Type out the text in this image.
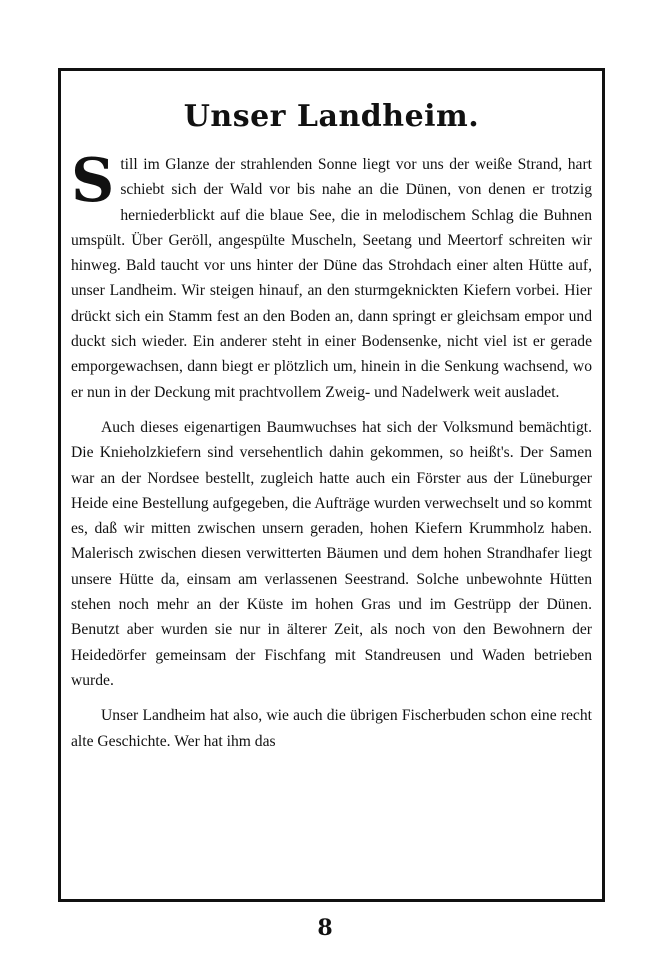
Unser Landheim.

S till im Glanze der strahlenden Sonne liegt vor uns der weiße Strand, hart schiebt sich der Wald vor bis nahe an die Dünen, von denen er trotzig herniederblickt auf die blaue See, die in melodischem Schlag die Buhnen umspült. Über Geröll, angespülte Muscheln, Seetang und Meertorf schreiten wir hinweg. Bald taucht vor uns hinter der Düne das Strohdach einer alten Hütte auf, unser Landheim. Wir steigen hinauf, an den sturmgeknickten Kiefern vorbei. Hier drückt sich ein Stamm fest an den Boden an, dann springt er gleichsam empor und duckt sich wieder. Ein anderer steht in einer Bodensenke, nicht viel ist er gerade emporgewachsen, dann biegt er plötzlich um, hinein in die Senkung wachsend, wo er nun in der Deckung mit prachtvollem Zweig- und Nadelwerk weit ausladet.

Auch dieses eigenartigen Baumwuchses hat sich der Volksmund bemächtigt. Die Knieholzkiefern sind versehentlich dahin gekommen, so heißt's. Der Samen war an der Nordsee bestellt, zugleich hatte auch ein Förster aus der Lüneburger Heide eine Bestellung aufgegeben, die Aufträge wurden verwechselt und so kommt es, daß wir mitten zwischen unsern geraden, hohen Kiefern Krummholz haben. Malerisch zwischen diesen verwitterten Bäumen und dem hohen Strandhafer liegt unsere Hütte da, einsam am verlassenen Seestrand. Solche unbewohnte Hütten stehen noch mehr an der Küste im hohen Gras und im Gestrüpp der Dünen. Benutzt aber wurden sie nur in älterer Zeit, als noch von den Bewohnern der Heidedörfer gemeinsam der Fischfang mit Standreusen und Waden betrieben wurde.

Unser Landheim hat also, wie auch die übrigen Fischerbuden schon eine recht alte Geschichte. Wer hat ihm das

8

——

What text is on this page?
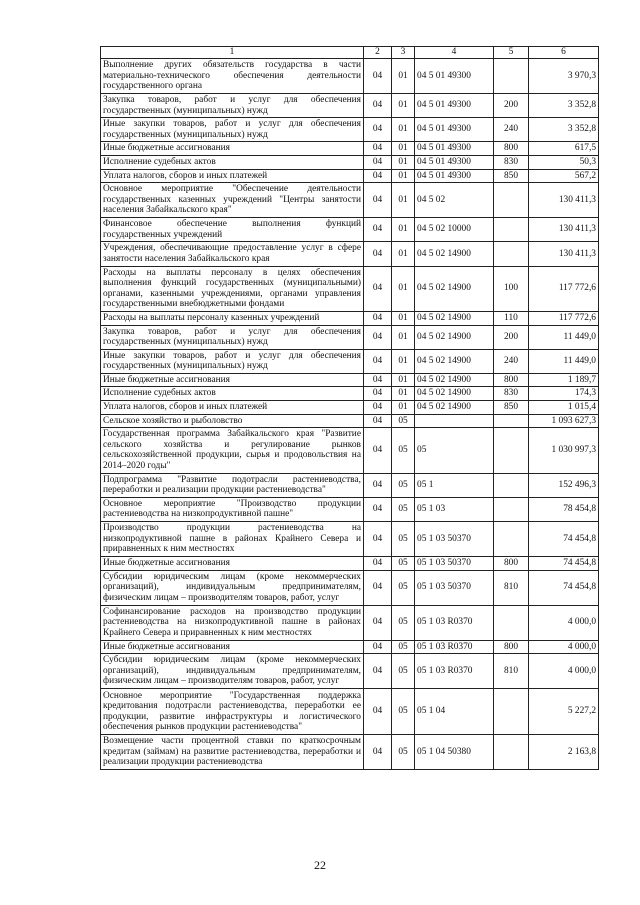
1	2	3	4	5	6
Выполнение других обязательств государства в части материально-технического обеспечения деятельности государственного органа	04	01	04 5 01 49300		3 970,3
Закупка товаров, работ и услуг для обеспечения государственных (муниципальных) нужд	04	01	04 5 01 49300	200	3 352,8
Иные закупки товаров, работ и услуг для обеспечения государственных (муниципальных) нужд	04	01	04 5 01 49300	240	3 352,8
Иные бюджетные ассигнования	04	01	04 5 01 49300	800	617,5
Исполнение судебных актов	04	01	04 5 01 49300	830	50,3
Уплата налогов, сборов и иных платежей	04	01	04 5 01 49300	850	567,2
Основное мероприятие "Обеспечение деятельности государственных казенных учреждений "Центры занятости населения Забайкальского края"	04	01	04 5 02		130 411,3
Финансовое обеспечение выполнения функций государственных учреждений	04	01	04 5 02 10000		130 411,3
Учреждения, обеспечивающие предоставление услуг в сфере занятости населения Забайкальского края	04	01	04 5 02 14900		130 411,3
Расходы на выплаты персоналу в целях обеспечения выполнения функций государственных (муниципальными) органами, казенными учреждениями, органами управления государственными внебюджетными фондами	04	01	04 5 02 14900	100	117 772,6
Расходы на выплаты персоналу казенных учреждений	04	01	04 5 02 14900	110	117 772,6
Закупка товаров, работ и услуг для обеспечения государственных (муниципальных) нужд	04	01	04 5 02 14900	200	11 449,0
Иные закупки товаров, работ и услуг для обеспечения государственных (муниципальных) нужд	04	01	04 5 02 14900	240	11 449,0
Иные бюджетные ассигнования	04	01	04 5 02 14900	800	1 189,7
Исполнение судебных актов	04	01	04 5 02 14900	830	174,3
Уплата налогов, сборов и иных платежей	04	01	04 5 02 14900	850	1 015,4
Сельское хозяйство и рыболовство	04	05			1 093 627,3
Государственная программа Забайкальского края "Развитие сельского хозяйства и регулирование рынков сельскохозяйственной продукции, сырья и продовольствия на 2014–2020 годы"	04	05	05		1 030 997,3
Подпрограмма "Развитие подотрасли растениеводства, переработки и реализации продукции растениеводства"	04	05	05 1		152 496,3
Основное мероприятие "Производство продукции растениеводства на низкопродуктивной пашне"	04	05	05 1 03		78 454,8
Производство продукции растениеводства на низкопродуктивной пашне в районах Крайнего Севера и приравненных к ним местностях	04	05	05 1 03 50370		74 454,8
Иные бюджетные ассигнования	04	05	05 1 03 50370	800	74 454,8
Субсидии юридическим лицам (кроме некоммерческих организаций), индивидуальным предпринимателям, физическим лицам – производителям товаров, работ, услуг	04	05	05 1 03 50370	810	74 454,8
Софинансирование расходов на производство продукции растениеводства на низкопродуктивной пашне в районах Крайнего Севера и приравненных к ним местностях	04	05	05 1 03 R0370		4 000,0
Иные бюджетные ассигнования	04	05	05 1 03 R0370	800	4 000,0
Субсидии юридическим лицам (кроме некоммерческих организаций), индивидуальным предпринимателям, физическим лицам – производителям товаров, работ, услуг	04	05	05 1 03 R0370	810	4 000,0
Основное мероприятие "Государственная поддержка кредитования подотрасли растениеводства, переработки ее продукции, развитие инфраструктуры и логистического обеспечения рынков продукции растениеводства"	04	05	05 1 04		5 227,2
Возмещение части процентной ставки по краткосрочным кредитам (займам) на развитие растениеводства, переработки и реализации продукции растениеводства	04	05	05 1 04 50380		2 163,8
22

——

Reply with nothing but the number of lines in the data above that contain "пашне".

3